■ 任務要求
A. 請將關於 OAK-D 深度處理的文件段落中這一句譯成英文:「例如 OpenCV 的 XY 座標是以左上為原點,單位是像素。」
B. 根據關於 OAK-D 深度處理的文件段落,OAK-D 相機的理想深度量測距離是多少?
C. 請從關於 OAK-D 深度處理的文件段落最後一句之後接著往下寫。

■ 文件段落

▬▬▬▬▬▬

這部分有蠻多細節要處理,像是深度取值的方式,還有座標定義等等。
例如 OpenCV 的 XY 座標是以左上為原點,單位是像素。
DepthAI 的 XYZ 座標則是以相機中心為右手坐標系的原點,單位是毫米。
也別忘記相機本身的理想深度量測距離,如 OAK-D 是 70cm ~ 12m。
Learn More →
底下代碼除了基本深度處理,因為 OAK-D 常運行中當機,也開了例外處理去自動重開。要使用的話建議大部分代碼都要看懂,再自己調整參數。
#usage: python3 spatial.py
import depthai as dai
import cv2
import time
# Path to the .blob file
BLOB_PATH = "model/best.blob"
# Label texts
labelMap = [
"pongballs"
]
# Configuration parameters
ENABLE_GUI_CV = True
ENABLE_GUI_DEPTH = False
ENABLE_PRINT = True
ENABLE_CONFIDENCE = False
# Single color for bounding boxes
COLOR = (0, 255, 0) # Green
def create_pipeline():
# Create pipeline
pipeline = dai.Pipeline()

▬▬▬▬▬▬

■ 資料
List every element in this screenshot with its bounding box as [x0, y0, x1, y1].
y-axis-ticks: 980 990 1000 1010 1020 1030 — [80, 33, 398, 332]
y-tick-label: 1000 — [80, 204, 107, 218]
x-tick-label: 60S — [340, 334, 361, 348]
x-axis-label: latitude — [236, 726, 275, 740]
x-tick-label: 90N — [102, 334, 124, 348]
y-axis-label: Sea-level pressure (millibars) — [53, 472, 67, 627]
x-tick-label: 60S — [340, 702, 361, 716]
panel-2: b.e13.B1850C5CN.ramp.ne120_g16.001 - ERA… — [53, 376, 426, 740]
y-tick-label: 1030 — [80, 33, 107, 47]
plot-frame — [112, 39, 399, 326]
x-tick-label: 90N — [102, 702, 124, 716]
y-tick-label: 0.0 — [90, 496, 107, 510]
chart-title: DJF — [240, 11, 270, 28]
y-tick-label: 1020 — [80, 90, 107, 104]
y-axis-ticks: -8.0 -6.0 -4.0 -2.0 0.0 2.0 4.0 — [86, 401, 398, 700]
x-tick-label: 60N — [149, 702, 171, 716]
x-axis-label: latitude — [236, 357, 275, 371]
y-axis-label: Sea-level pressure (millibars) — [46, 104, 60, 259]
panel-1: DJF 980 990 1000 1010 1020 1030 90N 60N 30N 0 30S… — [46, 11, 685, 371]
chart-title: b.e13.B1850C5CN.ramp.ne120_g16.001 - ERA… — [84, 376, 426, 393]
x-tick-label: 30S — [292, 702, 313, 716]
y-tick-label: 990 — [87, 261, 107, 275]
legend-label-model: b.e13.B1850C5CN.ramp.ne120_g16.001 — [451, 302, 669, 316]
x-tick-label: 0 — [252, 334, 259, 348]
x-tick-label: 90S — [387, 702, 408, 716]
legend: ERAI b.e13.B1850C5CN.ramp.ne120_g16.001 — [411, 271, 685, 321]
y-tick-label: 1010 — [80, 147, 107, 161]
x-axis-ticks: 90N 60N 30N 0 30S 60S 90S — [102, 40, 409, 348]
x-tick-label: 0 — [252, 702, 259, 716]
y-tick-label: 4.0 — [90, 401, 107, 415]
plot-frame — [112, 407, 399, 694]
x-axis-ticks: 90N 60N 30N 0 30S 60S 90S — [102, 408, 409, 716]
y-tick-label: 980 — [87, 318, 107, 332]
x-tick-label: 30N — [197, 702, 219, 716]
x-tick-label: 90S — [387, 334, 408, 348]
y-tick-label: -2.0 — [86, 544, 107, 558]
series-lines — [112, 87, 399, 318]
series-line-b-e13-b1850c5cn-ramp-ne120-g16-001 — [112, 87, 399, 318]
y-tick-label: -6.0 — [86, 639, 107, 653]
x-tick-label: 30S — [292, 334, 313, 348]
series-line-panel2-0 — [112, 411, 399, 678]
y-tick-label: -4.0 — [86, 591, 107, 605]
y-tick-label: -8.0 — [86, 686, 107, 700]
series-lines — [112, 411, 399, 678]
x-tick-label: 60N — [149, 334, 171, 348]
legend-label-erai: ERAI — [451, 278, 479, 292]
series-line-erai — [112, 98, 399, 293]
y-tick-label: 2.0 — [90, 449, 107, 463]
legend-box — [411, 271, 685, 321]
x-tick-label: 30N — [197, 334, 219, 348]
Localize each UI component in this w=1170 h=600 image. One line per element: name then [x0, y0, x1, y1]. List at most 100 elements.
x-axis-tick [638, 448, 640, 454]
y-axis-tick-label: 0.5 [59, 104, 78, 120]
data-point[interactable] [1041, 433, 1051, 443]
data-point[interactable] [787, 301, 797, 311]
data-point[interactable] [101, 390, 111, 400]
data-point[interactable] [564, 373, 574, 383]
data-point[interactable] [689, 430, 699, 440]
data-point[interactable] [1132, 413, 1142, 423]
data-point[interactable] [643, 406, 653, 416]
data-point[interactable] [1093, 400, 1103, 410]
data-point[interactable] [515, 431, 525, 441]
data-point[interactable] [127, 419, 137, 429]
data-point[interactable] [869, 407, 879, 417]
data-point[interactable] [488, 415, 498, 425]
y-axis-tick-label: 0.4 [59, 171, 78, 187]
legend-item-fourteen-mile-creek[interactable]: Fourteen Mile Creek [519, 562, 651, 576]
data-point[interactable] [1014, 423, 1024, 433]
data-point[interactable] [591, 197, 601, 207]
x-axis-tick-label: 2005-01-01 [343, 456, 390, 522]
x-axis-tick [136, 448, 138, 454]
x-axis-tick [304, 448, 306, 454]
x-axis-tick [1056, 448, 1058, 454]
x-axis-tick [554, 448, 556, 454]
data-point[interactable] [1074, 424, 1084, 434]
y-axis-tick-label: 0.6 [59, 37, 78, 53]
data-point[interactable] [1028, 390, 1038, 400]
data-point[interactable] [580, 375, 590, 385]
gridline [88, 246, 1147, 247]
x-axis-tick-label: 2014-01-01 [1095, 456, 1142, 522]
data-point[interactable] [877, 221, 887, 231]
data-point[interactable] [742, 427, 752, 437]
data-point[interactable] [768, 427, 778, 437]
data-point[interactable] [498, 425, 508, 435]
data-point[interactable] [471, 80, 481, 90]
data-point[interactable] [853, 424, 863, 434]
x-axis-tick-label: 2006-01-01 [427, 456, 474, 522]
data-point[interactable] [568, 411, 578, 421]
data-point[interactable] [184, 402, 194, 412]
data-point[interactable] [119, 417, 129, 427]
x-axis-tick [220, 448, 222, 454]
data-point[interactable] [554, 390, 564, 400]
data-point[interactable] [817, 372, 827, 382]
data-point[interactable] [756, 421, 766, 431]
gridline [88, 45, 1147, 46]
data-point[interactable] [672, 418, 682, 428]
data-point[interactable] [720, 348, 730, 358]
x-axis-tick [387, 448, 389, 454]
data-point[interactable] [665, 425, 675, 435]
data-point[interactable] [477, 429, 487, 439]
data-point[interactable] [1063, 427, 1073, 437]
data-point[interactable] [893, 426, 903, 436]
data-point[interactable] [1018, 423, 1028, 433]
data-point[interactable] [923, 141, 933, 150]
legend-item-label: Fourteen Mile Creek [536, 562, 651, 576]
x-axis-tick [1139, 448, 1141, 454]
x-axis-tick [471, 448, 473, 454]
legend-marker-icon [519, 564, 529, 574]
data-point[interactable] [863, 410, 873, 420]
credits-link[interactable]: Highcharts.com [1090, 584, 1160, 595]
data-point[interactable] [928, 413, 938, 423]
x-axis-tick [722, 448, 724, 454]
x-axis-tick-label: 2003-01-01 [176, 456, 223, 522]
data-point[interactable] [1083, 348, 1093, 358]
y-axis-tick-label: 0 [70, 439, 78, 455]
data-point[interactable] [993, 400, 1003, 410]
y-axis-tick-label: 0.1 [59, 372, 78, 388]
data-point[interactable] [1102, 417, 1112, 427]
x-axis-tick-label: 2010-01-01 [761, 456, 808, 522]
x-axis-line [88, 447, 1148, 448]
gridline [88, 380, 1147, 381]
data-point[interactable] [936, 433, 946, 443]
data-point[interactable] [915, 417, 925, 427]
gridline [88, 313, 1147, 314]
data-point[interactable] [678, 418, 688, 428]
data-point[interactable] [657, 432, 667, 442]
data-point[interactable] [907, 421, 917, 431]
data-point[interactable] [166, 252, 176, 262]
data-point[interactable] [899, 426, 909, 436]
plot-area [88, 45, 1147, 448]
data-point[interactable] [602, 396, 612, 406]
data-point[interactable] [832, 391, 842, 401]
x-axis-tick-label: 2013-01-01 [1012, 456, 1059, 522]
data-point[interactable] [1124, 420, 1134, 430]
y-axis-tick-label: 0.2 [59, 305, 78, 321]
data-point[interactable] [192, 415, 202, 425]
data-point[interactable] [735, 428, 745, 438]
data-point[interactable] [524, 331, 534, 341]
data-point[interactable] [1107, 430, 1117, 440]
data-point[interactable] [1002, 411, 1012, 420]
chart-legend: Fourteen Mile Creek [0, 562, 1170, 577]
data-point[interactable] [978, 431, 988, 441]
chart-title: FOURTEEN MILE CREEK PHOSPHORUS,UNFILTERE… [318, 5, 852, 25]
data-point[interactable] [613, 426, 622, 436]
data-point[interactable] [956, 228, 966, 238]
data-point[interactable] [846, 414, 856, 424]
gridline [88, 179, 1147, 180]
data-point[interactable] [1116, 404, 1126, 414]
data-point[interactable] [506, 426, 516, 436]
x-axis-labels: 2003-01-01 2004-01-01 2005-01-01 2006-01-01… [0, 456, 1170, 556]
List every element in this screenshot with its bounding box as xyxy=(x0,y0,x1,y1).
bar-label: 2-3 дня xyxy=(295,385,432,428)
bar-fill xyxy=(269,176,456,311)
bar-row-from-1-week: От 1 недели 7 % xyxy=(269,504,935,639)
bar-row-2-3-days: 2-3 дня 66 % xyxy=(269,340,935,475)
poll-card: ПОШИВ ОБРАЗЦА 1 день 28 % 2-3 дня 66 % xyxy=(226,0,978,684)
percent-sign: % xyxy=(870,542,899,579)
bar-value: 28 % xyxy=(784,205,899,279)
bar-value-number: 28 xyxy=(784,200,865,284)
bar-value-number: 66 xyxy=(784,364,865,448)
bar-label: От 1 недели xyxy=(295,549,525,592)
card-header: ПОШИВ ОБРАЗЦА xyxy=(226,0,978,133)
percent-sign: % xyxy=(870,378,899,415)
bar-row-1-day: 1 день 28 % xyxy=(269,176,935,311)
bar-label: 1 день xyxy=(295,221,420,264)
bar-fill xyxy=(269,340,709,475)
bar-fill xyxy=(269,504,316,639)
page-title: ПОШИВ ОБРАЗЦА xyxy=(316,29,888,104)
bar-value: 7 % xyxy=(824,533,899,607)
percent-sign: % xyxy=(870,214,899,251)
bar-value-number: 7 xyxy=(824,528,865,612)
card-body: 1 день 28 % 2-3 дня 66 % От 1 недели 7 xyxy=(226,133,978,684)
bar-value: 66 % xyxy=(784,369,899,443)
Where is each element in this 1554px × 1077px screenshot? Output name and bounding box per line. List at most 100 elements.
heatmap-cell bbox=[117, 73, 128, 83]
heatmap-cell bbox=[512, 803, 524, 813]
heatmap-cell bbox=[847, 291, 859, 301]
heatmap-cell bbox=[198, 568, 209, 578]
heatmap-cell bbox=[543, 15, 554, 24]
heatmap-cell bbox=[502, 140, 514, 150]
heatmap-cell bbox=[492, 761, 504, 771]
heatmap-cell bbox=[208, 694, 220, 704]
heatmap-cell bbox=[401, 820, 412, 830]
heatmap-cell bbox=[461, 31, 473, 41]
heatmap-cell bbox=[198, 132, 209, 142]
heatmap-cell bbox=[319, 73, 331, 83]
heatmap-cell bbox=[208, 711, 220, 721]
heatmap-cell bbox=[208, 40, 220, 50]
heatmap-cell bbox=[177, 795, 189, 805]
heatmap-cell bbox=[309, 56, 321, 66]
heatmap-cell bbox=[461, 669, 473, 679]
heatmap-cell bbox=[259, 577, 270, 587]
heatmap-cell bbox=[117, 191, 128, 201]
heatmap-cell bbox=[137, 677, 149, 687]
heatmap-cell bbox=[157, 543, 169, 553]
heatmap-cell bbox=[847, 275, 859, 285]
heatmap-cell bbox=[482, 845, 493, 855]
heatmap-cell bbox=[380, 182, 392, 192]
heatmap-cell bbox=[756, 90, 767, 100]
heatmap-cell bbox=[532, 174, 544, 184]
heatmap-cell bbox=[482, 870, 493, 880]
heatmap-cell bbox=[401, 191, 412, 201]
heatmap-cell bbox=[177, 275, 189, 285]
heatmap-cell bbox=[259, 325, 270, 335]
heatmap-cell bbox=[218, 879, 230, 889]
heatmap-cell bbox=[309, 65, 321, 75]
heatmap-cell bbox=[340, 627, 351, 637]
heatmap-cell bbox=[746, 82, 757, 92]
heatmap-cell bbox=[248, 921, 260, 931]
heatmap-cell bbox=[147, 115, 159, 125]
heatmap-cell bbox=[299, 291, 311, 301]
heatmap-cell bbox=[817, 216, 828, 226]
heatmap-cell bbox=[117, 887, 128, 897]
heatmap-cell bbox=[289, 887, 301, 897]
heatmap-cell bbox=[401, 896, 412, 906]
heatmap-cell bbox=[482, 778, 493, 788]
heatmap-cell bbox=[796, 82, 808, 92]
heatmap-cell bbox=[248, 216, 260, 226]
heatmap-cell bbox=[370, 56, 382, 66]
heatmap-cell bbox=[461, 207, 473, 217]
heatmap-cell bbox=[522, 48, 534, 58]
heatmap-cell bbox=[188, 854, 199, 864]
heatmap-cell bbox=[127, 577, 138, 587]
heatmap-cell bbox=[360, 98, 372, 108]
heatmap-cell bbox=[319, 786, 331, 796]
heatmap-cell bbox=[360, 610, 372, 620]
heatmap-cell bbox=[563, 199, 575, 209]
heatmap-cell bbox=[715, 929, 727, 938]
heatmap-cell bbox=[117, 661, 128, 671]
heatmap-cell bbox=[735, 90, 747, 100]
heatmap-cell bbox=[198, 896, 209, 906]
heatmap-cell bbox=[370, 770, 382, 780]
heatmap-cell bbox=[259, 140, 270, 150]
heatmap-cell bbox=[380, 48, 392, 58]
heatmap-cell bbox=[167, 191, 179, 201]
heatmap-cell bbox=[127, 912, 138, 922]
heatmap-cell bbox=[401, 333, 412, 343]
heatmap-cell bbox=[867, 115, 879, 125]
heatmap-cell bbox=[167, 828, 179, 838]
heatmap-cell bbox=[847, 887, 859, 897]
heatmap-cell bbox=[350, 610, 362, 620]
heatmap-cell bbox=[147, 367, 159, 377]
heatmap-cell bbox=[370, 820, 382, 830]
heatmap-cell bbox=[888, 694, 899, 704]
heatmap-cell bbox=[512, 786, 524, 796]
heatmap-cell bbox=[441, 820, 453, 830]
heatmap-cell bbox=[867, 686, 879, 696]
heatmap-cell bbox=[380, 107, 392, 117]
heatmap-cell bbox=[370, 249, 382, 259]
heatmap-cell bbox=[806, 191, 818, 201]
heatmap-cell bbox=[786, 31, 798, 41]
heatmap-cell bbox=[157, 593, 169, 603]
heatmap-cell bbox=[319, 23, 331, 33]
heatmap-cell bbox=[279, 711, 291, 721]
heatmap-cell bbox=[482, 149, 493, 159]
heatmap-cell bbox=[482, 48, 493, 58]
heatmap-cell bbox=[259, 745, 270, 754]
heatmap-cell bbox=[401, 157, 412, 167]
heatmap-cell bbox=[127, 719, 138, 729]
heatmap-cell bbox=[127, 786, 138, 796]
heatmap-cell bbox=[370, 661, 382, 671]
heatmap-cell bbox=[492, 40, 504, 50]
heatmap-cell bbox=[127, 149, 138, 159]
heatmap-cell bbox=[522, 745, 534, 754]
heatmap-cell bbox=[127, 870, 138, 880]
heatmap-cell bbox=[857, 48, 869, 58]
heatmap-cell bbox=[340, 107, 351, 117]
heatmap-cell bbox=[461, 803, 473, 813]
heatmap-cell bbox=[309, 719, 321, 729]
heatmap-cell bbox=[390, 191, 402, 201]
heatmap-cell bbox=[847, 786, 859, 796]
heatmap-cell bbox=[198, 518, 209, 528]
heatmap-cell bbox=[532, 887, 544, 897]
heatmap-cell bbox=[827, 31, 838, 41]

▬▬▬▬▬▬

■ 練習結果
A. For example, OpenCV's XY coordinates take the top-left corner as the origin, with pixels as the unit.

B. 70cm ~ 12m。

C.
# Create color camera node
camRgb = pipeline.create(dai.node.ColorCamera)
camRgb.setPreviewSize(640, 640)
camRgb.setResolution(dai.ColorCameraProperties.SensorResolution.THE_1080_P)
camRgb.setInterleaved(False)
camRgb.setColorOrder(dai.ColorCameraProperties.ColorOrder.BGR)
# Create mono camera nodes
monoLeft = pipeline.create(dai.node.MonoCamera)
monoRight = pipeline.create(dai.node.MonoCamera)
monoLeft.setResolution(dai.MonoCameraProperties.SensorResolution.THE_400_P)
monoRight.setResolution(dai.MonoCameraProperties.SensorResolution.THE_400_P)
monoLeft.setBoardSocket(dai.CameraBoardSocket.CAM_B)
monoRight.setBoardSocket(dai.CameraBoardSocket.CAM_C)
# Create stereo depth node
stereo = pipeline.create(dai.node.StereoDepth)
stereo.setDefaultProfilePreset(dai.node.StereoDepth.PresetMode.HIGH_DENSITY)
stereo.setDepthAlign(dai.CameraBoardSocket.CAM_A)
monoLeft.out.link(stereo.left)
monoRight.out.link(stereo.right)
# Create YoloSpatialDetectionNetwork node
spatialDetectionNetwork = pipeline.create(dai.node.YoloSpatialDetectionNetwork)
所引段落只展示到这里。